Coordinate annotation records:
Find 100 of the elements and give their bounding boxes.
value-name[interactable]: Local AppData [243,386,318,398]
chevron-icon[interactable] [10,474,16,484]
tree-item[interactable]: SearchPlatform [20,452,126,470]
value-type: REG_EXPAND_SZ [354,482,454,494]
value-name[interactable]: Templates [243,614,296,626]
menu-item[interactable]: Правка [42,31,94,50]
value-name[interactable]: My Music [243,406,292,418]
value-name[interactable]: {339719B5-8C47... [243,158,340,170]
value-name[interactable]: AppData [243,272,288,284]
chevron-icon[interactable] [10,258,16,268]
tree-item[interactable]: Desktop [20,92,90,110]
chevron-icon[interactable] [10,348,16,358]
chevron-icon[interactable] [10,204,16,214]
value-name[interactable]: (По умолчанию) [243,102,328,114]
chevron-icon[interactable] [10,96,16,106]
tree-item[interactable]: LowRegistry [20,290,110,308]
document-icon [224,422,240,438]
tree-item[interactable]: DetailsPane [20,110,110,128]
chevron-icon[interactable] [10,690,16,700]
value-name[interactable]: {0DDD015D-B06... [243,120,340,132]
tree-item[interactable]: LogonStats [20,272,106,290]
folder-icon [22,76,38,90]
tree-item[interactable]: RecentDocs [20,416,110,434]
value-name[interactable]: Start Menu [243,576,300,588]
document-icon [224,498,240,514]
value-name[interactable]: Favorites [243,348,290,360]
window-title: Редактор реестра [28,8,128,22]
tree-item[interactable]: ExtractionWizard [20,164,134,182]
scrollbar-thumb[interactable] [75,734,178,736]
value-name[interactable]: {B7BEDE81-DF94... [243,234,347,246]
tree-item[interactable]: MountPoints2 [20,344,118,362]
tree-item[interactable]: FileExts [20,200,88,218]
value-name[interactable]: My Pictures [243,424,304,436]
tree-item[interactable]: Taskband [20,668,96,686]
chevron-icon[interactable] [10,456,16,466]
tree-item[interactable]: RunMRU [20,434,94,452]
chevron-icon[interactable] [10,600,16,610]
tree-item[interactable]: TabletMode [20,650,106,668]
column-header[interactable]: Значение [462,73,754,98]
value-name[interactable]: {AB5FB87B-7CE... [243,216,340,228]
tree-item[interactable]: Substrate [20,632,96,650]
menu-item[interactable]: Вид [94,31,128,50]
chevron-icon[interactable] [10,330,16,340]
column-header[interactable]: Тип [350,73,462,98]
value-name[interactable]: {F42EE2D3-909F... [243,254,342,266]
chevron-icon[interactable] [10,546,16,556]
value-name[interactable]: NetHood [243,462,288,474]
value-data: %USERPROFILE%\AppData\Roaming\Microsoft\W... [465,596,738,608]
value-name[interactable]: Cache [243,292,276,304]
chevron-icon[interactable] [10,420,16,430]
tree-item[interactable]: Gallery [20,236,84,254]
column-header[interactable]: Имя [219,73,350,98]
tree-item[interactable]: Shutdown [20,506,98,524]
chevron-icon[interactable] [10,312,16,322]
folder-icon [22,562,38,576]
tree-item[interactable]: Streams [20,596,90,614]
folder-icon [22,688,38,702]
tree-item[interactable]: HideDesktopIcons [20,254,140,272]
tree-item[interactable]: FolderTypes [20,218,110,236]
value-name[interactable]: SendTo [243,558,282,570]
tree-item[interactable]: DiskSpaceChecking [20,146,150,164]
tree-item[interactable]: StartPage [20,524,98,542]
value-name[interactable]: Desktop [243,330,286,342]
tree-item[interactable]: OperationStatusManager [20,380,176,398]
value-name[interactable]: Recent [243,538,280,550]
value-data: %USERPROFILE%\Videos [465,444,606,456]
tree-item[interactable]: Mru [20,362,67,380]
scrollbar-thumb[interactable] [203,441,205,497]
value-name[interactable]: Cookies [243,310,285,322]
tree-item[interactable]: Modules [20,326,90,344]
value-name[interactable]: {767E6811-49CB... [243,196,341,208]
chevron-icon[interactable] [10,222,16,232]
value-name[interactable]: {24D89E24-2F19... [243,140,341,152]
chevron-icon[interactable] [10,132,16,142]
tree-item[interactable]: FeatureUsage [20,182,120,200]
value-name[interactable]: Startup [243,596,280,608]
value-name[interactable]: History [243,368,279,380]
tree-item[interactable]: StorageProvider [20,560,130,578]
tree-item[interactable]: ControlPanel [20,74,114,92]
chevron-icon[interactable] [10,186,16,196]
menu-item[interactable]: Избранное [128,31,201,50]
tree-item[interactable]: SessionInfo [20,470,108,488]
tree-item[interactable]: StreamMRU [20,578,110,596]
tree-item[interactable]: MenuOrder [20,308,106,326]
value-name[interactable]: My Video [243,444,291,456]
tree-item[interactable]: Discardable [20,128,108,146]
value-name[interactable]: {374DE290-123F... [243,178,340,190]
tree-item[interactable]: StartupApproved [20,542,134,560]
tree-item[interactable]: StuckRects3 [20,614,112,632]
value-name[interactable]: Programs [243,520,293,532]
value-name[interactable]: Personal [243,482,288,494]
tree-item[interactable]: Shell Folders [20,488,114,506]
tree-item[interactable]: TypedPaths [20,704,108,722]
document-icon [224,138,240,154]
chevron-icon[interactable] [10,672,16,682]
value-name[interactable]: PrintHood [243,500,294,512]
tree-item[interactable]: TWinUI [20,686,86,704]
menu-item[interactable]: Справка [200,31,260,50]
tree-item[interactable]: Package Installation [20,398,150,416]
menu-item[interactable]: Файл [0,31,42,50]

== Short exercise ==
Please update the listing so that every "chevron-icon" reads "expand-arrow", with nothing else altered.

== Solved exercise ==
Find 100 of the elements and give their bounding boxes.
value-name[interactable]: Local AppData [243,386,318,398]
expand-arrow[interactable] [10,474,16,484]
tree-item[interactable]: SearchPlatform [20,452,126,470]
value-type: REG_EXPAND_SZ [354,482,454,494]
value-name[interactable]: Templates [243,614,296,626]
menu-item[interactable]: Правка [42,31,94,50]
value-name[interactable]: My Music [243,406,292,418]
value-name[interactable]: {339719B5-8C47... [243,158,340,170]
value-name[interactable]: AppData [243,272,288,284]
expand-arrow[interactable] [10,258,16,268]
tree-item[interactable]: Desktop [20,92,90,110]
expand-arrow[interactable] [10,348,16,358]
expand-arrow[interactable] [10,204,16,214]
value-name[interactable]: (По умолчанию) [243,102,328,114]
expand-arrow[interactable] [10,96,16,106]
tree-item[interactable]: LowRegistry [20,290,110,308]
document-icon [224,422,240,438]
tree-item[interactable]: DetailsPane [20,110,110,128]
expand-arrow[interactable] [10,690,16,700]
value-name[interactable]: {0DDD015D-B06... [243,120,340,132]
tree-item[interactable]: LogonStats [20,272,106,290]
folder-icon [22,76,38,90]
tree-item[interactable]: RecentDocs [20,416,110,434]
value-name[interactable]: Start Menu [243,576,300,588]
document-icon [224,498,240,514]
value-name[interactable]: Favorites [243,348,290,360]
window-title: Редактор реестра [28,8,128,22]
tree-item[interactable]: ExtractionWizard [20,164,134,182]
scrollbar-thumb[interactable] [75,734,178,736]
value-name[interactable]: {B7BEDE81-DF94... [243,234,347,246]
tree-item[interactable]: MountPoints2 [20,344,118,362]
tree-item[interactable]: FileExts [20,200,88,218]
value-name[interactable]: My Pictures [243,424,304,436]
tree-item[interactable]: Taskband [20,668,96,686]
expand-arrow[interactable] [10,456,16,466]
tree-item[interactable]: RunMRU [20,434,94,452]
expand-arrow[interactable] [10,600,16,610]
tree-item[interactable]: TabletMode [20,650,106,668]
column-header[interactable]: Значение [462,73,754,98]
value-name[interactable]: {AB5FB87B-7CE... [243,216,340,228]
tree-item[interactable]: Substrate [20,632,96,650]
menu-item[interactable]: Вид [94,31,128,50]
expand-arrow[interactable] [10,330,16,340]
column-header[interactable]: Тип [350,73,462,98]
value-name[interactable]: {F42EE2D3-909F... [243,254,342,266]
expand-arrow[interactable] [10,546,16,556]
value-name[interactable]: NetHood [243,462,288,474]
value-data: %USERPROFILE%\AppData\Roaming\Microsoft\W... [465,596,738,608]
value-name[interactable]: Cache [243,292,276,304]
expand-arrow[interactable] [10,420,16,430]
tree-item[interactable]: Gallery [20,236,84,254]
column-header[interactable]: Имя [219,73,350,98]
tree-item[interactable]: Shutdown [20,506,98,524]
expand-arrow[interactable] [10,312,16,322]
folder-icon [22,562,38,576]
tree-item[interactable]: Streams [20,596,90,614]
folder-icon [22,688,38,702]
tree-item[interactable]: HideDesktopIcons [20,254,140,272]
tree-item[interactable]: FolderTypes [20,218,110,236]
value-name[interactable]: SendTo [243,558,282,570]
tree-item[interactable]: DiskSpaceChecking [20,146,150,164]
tree-item[interactable]: StartPage [20,524,98,542]
value-name[interactable]: Desktop [243,330,286,342]
tree-item[interactable]: OperationStatusManager [20,380,176,398]
value-name[interactable]: Recent [243,538,280,550]
value-data: %USERPROFILE%\Videos [465,444,606,456]
tree-item[interactable]: Mru [20,362,67,380]
scrollbar-thumb[interactable] [203,441,205,497]
value-name[interactable]: Cookies [243,310,285,322]
tree-item[interactable]: Modules [20,326,90,344]
value-name[interactable]: {767E6811-49CB... [243,196,341,208]
expand-arrow[interactable] [10,222,16,232]
value-name[interactable]: {24D89E24-2F19... [243,140,341,152]
expand-arrow[interactable] [10,132,16,142]
tree-item[interactable]: FeatureUsage [20,182,120,200]
value-name[interactable]: Startup [243,596,280,608]
value-name[interactable]: History [243,368,279,380]
tree-item[interactable]: StorageProvider [20,560,130,578]
tree-item[interactable]: ControlPanel [20,74,114,92]
expand-arrow[interactable] [10,186,16,196]
menu-item[interactable]: Избранное [128,31,201,50]
tree-item[interactable]: SessionInfo [20,470,108,488]
tree-item[interactable]: StreamMRU [20,578,110,596]
tree-item[interactable]: MenuOrder [20,308,106,326]
value-name[interactable]: My Video [243,444,291,456]
tree-item[interactable]: Discardable [20,128,108,146]
value-name[interactable]: {374DE290-123F... [243,178,340,190]
tree-item[interactable]: StartupApproved [20,542,134,560]
tree-item[interactable]: StuckRects3 [20,614,112,632]
value-name[interactable]: Programs [243,520,293,532]
value-name[interactable]: Personal [243,482,288,494]
tree-item[interactable]: Shell Folders [20,488,114,506]
tree-item[interactable]: TypedPaths [20,704,108,722]
document-icon [224,138,240,154]
expand-arrow[interactable] [10,672,16,682]
value-name[interactable]: PrintHood [243,500,294,512]
tree-item[interactable]: TWinUI [20,686,86,704]
menu-item[interactable]: Справка [200,31,260,50]
tree-item[interactable]: Package Installation [20,398,150,416]
menu-item[interactable]: Файл [0,31,42,50]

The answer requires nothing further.